▸ Problem to solve: From the records below, copy every line that contains the word "inför".

Data to use below:

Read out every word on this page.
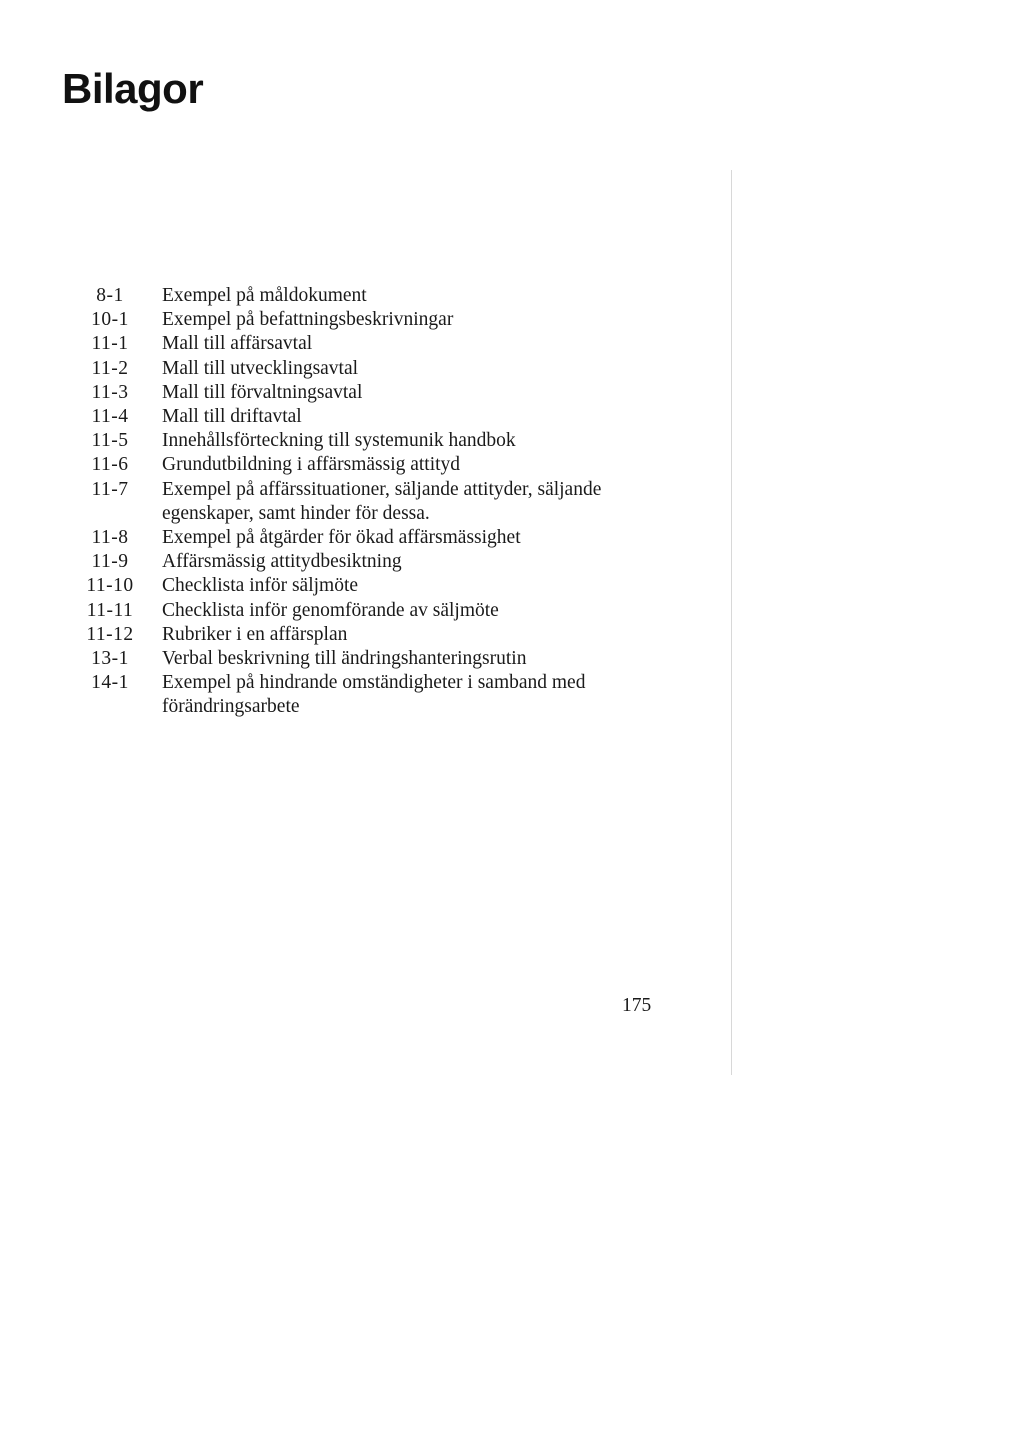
Bilagor
8-1	Exempel på måldokument
10-1	Exempel på befattningsbeskrivningar
11-1	Mall till affärsavtal
11-2	Mall till utvecklingsavtal
11-3	Mall till förvaltningsavtal
11-4	Mall till driftavtal
11-5	Innehållsförteckning till systemunik handbok
11-6	Grundutbildning i affärsmässig attityd
11-7	Exempel på affärssituationer, säljande attityder, säljande egenskaper, samt hinder för dessa.
11-8	Exempel på åtgärder för ökad affärsmässighet
11-9	Affärsmässig attitydbesiktning
11-10	Checklista inför säljmöte
11-11	Checklista inför genomförande av säljmöte
11-12	Rubriker i en affärsplan
13-1	Verbal beskrivning till ändringshanteringsrutin
14-1	Exempel på hindrande omständigheter i samband med förändringsarbete

175
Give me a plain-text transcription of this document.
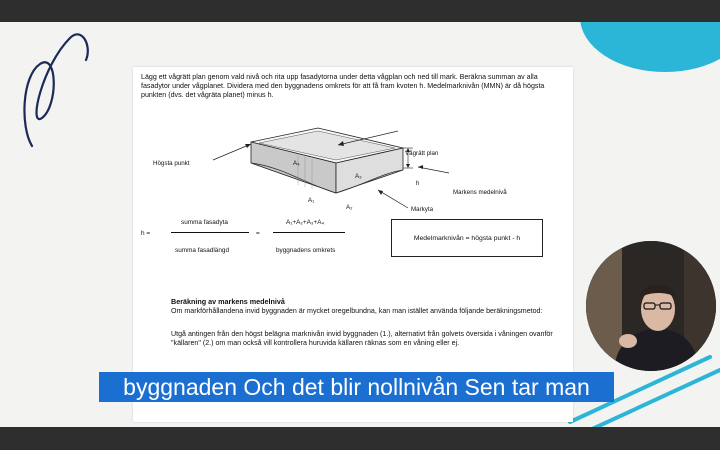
Lägg ett vågrätt plan genom vald nivå och rita upp fasadytorna under detta vågplan och ned till mark. Beräkna summan av alla fasadytor under vågplanet. Dividera med den byggnadens omkrets för att få fram kvoten h. Medelmarknivån (MMN) är då högsta punkten (dvs. det vågräta planet) minus h.
Högsta punkt
Vågrätt plan
h
Markens medelnivå
Markyta
A₄
A₃
A₁
A₂
h =
summa fasadyta
summa fasadlängd
=
A₁+A₂+A₃+A₄
byggnadens omkrets
Medelmarknivån = högsta punkt - h
Beräkning av markens medelnivå
Om markförhållandena invid byggnaden är mycket oregelbundna, kan man istället använda följande beräkningsmetod:
Utgå antingen från den högst belägna marknivån invid byggnaden (1.), alternativt från golvets översida i våningen ovanför "källaren" (2.) om man också vill kontrollera huruvida källaren räknas som en våning eller ej.
byggnaden Och det blir nollnivån Sen tar man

End of Data to use.

▸ The completed task:
11-10	Checklista inför säljmöte
11-11	Checklista inför genomförande av säljmöte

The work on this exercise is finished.